> [Passage provided]
==*==

Paper ballot election hits few bumps

By: GIG CONAUGHTON - Staff Writer
Late returns, big turnout delay totals, but registrar pleased with results | Wednesday, February 6, 2008 12:56 AM PST

Officials said San Diego County's shift from electronic voting to paper ballots appeared to run smoothly Tuesday, but changes to counting procedures were set to push the totals into the early morning hours.

At 8 p.m., 1,650 polling places closed and prepared to ship 1 million-plus ballots to the county registrar's office for counting.

By 8:02 p.m., elections officials locked in a small room with glass windows pushed a button and totaled roughly 250,000 absentee ballots that workers had been counting for weeks -- yielding the county's first official returns.

But county officials immediately said that those would probably be the only returns in San Diego County for several hours, because of changes made to the voting process that included California Secretary of State Debra Bowen's ban of fast-counting electronic voting machines and decisions to wait to count all paper ballots at the registrar's office.

"We're hoping that we'll finish (counting) before the sun rises," county Registrar Deborah Seiler said of the vote count.

==*==

> [Material shown]
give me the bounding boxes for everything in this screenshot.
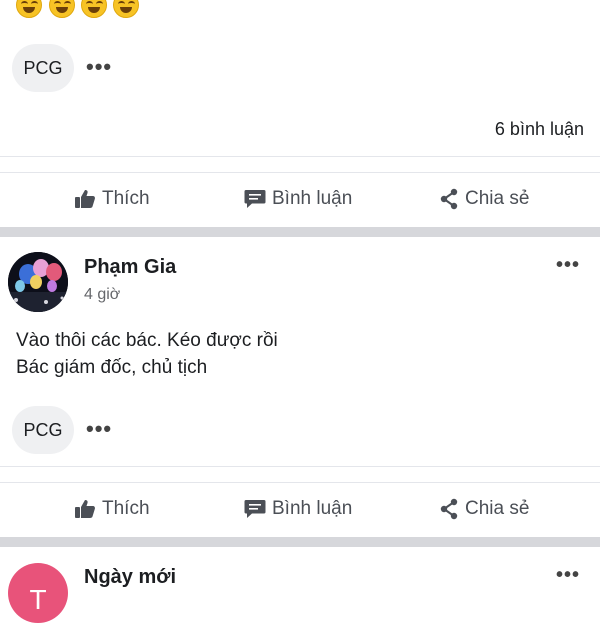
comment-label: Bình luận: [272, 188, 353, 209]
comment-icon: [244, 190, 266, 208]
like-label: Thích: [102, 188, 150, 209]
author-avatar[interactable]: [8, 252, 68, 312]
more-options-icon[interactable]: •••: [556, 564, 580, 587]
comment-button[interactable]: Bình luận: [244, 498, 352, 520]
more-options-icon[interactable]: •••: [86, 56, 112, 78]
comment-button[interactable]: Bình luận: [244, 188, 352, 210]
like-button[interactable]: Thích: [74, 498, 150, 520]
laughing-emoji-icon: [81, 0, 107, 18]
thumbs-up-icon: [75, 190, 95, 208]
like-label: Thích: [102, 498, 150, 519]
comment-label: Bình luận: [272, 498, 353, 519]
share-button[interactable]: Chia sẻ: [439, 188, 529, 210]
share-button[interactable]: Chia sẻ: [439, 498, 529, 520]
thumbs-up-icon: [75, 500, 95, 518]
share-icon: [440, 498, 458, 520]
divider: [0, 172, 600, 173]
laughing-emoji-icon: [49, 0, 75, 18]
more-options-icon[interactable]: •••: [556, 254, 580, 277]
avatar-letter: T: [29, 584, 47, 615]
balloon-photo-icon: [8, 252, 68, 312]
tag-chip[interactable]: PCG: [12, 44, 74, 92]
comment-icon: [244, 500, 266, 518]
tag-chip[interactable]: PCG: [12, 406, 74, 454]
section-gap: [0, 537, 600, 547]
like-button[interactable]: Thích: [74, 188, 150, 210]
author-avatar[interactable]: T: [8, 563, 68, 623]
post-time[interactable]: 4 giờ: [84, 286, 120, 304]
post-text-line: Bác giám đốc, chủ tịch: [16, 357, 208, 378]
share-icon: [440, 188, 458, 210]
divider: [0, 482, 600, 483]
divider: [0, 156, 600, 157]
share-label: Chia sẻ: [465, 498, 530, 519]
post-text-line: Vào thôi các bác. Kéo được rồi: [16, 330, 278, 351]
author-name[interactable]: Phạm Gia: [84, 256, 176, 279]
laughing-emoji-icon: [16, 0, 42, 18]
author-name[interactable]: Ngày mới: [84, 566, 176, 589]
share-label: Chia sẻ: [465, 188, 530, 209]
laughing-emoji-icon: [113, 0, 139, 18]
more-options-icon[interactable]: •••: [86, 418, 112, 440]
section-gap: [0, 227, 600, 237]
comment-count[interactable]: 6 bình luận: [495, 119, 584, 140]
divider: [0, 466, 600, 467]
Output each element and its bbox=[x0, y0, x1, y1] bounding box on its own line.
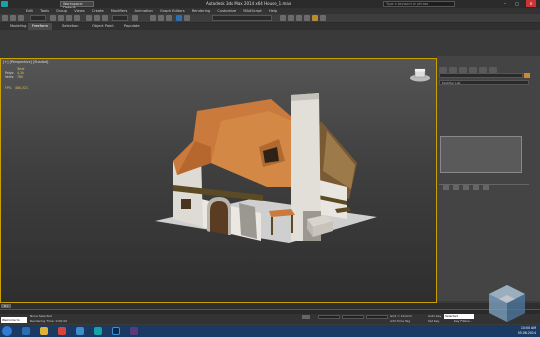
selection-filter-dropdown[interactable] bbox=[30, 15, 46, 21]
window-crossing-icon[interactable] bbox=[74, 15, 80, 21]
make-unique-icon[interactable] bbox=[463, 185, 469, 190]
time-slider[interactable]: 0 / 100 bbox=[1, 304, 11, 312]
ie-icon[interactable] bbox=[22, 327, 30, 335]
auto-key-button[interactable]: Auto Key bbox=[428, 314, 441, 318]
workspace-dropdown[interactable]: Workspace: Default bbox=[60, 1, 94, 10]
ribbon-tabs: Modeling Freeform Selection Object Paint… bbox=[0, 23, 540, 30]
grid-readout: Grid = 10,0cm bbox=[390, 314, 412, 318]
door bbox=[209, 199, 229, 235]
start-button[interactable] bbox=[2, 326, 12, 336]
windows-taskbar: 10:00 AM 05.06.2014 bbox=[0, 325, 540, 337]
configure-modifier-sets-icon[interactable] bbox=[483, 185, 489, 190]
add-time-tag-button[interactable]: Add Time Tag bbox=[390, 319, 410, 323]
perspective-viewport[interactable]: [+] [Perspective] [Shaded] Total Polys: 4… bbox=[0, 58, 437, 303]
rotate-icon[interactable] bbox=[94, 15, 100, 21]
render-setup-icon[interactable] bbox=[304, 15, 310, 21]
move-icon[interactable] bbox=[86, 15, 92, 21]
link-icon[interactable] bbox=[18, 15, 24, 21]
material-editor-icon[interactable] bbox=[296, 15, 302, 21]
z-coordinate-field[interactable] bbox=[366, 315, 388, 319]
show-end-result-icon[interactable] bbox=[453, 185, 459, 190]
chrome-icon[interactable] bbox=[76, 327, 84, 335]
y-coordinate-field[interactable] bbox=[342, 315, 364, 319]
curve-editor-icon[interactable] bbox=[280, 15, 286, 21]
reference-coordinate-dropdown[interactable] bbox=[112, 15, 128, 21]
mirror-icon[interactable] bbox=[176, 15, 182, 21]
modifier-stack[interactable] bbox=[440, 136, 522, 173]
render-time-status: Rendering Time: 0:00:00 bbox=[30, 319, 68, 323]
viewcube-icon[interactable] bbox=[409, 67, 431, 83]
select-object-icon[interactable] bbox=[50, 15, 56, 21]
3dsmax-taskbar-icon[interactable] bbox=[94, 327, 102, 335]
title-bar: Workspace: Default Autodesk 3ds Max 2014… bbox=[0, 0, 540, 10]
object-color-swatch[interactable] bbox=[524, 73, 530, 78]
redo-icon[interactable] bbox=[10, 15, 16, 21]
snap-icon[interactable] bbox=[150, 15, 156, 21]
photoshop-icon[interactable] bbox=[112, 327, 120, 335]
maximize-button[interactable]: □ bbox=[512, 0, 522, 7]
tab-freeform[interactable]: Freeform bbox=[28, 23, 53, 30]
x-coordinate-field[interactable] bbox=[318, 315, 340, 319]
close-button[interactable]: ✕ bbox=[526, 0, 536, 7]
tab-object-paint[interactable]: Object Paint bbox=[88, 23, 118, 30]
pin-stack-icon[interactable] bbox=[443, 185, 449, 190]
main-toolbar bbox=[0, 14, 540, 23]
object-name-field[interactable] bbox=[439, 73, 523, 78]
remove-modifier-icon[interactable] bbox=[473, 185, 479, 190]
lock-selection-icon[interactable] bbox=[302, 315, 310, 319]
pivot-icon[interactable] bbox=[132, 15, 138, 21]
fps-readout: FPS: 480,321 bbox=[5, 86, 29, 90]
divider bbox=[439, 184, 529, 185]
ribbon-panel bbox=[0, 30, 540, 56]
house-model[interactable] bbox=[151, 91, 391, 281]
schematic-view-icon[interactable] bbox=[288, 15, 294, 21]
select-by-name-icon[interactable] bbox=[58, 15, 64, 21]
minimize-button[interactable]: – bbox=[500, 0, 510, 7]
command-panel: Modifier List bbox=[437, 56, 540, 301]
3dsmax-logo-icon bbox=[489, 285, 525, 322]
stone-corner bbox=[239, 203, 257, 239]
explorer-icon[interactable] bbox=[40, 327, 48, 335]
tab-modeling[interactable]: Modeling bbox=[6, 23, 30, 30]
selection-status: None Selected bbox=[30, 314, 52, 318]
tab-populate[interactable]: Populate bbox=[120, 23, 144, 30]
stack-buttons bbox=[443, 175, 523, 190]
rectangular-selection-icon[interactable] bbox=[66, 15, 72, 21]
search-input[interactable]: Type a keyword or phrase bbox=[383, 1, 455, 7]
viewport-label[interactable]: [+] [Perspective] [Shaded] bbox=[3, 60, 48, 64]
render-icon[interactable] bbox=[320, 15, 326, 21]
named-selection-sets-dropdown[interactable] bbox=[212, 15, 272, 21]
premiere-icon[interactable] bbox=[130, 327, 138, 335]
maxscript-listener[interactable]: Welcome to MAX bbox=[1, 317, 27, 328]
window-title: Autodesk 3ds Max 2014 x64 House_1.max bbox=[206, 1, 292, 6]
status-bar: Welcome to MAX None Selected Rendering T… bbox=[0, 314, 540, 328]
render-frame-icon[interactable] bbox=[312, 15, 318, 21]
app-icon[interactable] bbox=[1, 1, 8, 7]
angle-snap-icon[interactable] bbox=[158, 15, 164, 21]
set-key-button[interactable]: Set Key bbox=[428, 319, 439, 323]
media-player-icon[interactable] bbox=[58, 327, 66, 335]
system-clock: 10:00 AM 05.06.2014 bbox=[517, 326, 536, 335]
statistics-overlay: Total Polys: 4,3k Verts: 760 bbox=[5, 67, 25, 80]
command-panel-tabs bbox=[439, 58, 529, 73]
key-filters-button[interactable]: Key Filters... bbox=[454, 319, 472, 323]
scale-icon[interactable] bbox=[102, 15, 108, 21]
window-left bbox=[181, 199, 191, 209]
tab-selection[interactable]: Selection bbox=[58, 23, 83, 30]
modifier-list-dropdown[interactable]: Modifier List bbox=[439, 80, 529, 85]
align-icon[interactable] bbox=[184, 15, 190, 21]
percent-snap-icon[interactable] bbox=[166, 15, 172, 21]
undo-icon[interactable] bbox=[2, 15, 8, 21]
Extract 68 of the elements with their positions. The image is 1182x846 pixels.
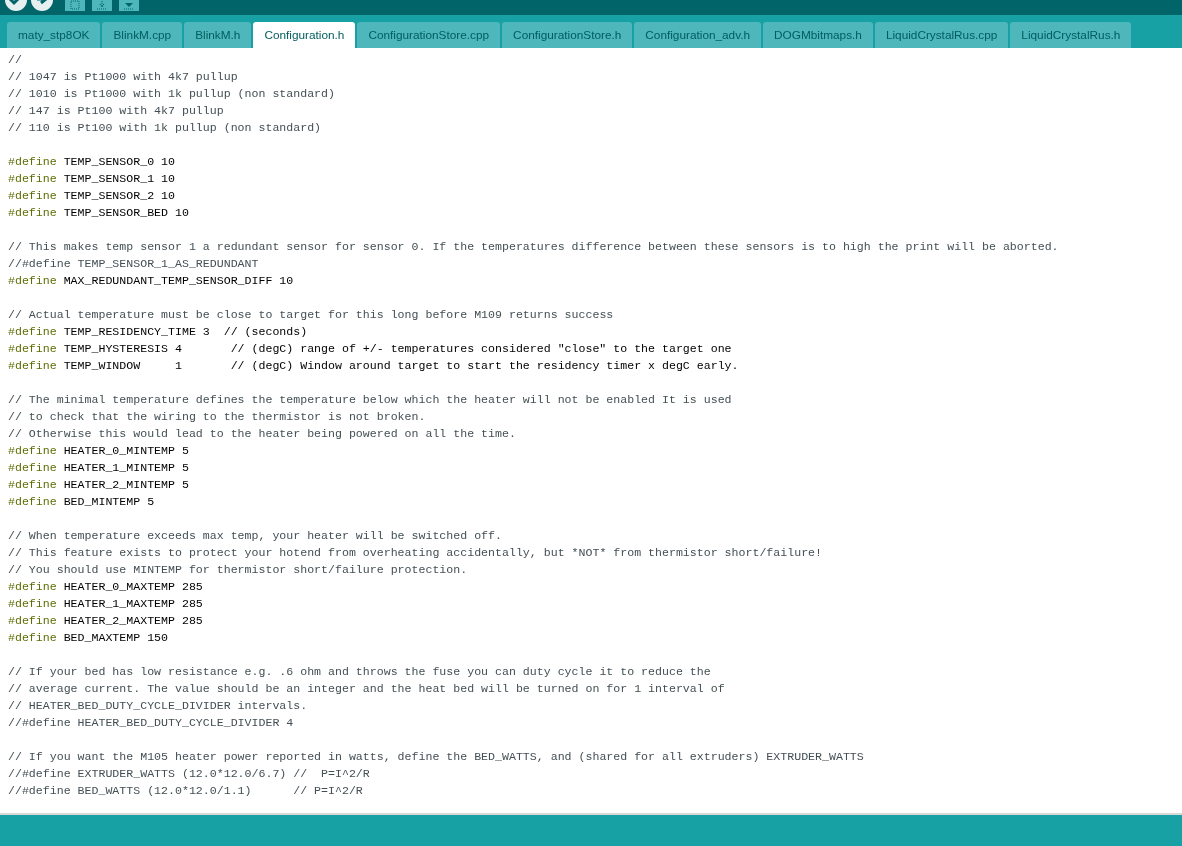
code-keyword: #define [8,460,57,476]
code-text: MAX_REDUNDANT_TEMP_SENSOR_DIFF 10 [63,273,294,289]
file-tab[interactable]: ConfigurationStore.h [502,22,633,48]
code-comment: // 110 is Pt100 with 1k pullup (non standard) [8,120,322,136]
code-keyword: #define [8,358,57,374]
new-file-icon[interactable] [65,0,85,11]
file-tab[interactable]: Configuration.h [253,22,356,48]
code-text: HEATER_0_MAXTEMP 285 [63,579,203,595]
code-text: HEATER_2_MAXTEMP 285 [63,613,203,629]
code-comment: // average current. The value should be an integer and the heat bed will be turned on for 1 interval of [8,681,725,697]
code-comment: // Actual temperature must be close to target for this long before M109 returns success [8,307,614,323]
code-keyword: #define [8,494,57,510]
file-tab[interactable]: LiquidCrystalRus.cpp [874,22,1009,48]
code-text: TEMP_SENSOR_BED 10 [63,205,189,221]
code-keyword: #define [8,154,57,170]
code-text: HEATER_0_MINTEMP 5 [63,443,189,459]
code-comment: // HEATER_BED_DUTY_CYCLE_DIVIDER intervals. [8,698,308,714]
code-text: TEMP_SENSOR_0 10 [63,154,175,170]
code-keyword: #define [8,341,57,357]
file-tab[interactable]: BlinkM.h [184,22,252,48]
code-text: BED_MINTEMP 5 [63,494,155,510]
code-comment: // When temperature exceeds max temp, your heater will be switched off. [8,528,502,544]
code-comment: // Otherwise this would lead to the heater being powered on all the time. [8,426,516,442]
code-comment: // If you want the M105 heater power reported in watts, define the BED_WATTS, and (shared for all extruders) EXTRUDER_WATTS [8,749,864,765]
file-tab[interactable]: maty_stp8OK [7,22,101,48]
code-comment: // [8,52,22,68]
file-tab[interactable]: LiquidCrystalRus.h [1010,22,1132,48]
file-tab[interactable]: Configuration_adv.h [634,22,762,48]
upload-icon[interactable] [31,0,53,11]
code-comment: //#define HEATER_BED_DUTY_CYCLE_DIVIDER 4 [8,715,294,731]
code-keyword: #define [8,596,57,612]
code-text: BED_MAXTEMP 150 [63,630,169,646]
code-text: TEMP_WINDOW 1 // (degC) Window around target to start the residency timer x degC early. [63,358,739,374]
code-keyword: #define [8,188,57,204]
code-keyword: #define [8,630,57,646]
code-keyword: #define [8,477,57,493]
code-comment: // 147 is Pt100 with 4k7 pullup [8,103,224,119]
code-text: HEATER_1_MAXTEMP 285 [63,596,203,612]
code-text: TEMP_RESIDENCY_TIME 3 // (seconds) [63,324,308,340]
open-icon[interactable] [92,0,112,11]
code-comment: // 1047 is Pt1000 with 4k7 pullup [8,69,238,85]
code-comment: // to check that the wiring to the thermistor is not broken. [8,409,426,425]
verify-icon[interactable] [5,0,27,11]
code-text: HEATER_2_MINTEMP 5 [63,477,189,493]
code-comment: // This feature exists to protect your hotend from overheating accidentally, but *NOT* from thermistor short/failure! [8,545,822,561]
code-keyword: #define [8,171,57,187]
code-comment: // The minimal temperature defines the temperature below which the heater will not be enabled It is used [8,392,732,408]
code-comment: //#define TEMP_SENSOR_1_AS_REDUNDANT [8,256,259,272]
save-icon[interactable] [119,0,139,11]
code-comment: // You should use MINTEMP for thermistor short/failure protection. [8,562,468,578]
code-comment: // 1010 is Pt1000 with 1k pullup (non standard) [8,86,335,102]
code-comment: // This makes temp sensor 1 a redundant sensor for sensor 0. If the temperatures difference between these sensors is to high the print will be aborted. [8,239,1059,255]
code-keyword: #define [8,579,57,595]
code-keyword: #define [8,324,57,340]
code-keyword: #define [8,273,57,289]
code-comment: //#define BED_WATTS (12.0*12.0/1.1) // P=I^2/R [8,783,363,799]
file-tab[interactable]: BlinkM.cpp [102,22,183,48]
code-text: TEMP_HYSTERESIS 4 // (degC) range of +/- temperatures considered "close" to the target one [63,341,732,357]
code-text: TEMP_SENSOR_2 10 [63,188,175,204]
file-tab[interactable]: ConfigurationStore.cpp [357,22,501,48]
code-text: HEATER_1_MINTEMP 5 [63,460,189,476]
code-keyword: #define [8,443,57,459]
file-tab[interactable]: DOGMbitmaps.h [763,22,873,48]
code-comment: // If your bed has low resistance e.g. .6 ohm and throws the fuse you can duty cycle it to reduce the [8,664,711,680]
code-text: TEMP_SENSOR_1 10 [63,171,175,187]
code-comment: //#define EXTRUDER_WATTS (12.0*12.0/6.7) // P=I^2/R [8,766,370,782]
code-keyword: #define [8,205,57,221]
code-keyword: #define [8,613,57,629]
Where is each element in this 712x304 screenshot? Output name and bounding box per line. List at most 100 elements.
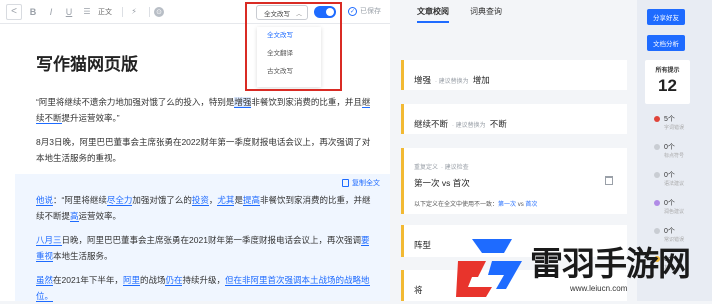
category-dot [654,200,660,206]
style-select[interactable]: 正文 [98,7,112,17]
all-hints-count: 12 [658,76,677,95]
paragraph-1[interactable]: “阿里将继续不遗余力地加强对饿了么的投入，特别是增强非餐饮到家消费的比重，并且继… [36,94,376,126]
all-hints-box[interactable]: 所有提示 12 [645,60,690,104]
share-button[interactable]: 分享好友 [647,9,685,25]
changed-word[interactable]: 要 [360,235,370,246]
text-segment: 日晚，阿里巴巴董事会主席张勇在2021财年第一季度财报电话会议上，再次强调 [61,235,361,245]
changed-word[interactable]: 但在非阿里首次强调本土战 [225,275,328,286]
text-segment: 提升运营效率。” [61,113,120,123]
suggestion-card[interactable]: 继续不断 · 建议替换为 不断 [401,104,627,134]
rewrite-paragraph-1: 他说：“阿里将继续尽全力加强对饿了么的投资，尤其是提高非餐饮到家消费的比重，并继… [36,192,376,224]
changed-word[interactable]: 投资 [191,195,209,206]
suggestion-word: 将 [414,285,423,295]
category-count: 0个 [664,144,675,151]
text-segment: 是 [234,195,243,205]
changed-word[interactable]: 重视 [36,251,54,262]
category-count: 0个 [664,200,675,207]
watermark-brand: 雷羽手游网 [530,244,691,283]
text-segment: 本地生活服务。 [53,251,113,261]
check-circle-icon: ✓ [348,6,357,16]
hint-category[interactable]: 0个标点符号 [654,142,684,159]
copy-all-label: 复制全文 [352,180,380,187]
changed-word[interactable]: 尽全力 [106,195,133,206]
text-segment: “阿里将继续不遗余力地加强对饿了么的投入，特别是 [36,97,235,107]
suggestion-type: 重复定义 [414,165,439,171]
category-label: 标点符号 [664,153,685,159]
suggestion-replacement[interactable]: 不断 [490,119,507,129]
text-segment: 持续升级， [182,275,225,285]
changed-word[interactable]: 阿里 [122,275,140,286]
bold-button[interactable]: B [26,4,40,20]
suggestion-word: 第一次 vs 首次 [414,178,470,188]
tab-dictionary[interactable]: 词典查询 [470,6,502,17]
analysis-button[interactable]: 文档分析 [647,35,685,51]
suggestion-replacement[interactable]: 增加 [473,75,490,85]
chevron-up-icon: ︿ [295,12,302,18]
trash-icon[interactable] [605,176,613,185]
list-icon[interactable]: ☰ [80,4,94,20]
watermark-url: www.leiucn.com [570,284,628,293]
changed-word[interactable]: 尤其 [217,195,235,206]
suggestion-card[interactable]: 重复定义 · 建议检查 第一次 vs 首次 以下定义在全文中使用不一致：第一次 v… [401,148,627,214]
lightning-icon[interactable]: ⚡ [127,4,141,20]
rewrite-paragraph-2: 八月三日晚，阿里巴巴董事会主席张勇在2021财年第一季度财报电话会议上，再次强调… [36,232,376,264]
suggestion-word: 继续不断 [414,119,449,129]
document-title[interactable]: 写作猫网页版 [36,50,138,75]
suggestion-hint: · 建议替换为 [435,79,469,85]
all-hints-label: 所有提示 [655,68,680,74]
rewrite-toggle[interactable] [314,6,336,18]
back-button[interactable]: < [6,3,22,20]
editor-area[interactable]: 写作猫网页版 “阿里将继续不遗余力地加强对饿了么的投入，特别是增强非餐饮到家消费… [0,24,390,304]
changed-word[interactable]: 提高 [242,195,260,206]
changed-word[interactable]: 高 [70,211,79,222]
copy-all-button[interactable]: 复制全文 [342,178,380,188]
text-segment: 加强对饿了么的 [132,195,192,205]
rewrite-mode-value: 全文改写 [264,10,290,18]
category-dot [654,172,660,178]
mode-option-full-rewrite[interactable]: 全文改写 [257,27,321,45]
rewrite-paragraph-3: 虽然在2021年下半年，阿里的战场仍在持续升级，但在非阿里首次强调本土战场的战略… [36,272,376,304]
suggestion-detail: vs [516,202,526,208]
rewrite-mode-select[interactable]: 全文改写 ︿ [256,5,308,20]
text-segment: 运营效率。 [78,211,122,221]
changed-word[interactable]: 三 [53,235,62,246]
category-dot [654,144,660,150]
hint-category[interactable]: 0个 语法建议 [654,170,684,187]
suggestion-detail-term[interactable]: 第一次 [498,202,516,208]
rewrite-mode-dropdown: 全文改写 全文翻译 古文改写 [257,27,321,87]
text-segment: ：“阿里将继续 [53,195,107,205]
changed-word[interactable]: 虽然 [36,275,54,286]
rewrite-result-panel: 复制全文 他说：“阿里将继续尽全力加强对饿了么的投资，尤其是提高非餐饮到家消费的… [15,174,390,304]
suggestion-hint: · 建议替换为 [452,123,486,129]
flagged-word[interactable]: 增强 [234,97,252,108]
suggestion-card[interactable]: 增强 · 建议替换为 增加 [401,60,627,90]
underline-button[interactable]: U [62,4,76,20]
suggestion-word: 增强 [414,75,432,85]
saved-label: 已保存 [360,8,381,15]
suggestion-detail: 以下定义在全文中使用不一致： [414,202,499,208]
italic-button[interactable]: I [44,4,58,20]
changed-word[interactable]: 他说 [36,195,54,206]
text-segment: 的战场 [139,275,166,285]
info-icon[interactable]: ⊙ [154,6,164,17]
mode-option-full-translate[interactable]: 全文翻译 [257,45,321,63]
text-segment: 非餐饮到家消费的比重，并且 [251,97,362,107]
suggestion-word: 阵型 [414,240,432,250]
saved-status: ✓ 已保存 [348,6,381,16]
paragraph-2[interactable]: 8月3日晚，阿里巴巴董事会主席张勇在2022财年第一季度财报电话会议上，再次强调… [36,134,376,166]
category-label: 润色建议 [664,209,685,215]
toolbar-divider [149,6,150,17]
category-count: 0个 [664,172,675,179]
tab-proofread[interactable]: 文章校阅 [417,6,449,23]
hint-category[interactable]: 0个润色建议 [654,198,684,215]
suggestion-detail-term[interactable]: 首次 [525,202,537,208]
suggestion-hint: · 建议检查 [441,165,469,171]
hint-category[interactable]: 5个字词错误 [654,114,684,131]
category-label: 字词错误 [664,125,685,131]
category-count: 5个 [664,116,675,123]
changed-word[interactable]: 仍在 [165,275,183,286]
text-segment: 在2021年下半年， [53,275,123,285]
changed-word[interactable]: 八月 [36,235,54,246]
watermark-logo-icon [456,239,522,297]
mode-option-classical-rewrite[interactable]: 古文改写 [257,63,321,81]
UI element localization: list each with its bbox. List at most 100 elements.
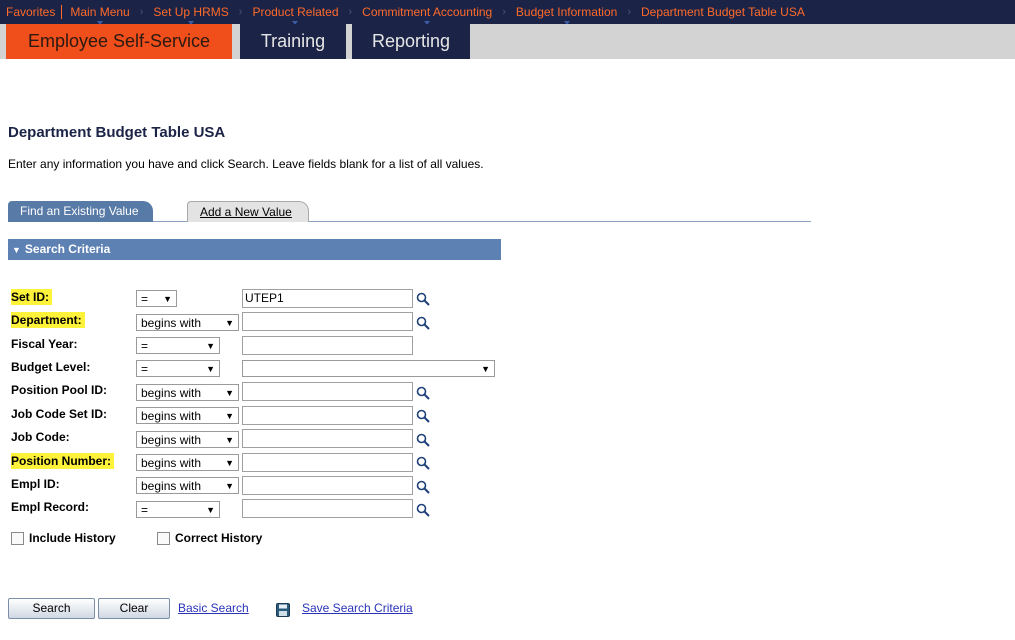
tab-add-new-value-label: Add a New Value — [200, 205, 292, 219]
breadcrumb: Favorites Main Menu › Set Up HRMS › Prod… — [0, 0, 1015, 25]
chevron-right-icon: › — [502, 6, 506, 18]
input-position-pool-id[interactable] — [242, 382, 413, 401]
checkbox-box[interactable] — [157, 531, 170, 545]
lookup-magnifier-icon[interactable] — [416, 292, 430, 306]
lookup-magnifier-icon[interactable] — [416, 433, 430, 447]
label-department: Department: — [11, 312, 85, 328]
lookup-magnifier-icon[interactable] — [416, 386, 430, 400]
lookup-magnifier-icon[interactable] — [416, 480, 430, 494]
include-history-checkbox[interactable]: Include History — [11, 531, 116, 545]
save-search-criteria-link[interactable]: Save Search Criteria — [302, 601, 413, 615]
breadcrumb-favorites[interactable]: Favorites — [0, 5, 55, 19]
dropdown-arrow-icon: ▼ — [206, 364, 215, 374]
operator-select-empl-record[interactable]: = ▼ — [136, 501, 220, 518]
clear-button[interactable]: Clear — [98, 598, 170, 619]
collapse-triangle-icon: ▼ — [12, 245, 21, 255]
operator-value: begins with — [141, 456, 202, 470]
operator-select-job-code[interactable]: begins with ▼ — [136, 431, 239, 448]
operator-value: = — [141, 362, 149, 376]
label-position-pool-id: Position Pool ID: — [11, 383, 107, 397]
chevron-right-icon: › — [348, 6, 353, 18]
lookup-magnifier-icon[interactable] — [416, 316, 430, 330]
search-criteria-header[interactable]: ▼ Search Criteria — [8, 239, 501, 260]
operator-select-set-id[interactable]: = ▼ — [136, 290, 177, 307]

==*==

> [To be done]
1) According to the article above on San Diego County's paper ballot election, how many polling places closed at 8 p.m.?
2) Quote the article above on San Diego County's paper ballot election, starting with "By 8:02 p.m., elections" and going on through "the registrar's office.".
3) Continue the article above on San Diego County's paper ballot election from where it stops.

> [Written responses]
1) 1,650 polling places closed at 8 p.m.

2)
By 8:02 p.m., elections officials locked in a small room with glass windows pushed a button and totaled roughly 250,000 absentee ballots that workers had been counting for weeks -- yielding the county's first official returns.

But county officials immediately said that those would probably be the only returns in San Diego County for several hours, because of changes made to the voting process that included California Secretary of State Debra Bowen's ban of fast-counting electronic voting machines and decisions to wait to count all paper ballots at the registrar's office.

3)
County officials said past presidential primaries usually brought between 44 percent and 53 percent of the county's registered voters to the polls. Due to the high interest in this year's race, county officials expected Tuesday's turnout to be at the high end of that range.

Seiler said Tuesday evening that voting was running smoothly at the polls although there were scattered problems.

Two college precincts at UC San Diego and San Diego State University, she said, came "dangerously close" to running out of Democratic ballots before elections workers trucked more out to them.

In addition, several voters called to complain that they were barred from voting for Republican candidates. County officials said those complaints were caused by voters being registered as independents or with no party affiliation and wanting to vote Republican -- and the Republican party had closed its primaries to independent voters.

Seiler said the ballot-shortage problem arose when too many voters wanted to cast provisional ballots, which were special ballots given to voters who show up at the wrong precinct.

Seiler said many of the voters were urged by political campaigns to "just go and vote" even if they did not go to their assigned polling places.

"In some cases we had reports of 100 percent of the people in line were voting provisionally," she said. "But we did the best we could, and to the best of my knowledge we didn't turn anybody away."

Bowen barred San Diego and 21 other counties in August from using the expensive touch-screen voting machines that San Diego used in 2006, saying they were vulnerable and could be tampered with.

Meanwhile, in past paper ballot elections in San Diego County, elections workers had placed optical scanning machines at the polls where they could count votes as they were cast.

But county officials chose not to do that this time, meaning that vote-counting couldn't start until trucks carrying the ballots started arriving at the registrar's office Tuesday.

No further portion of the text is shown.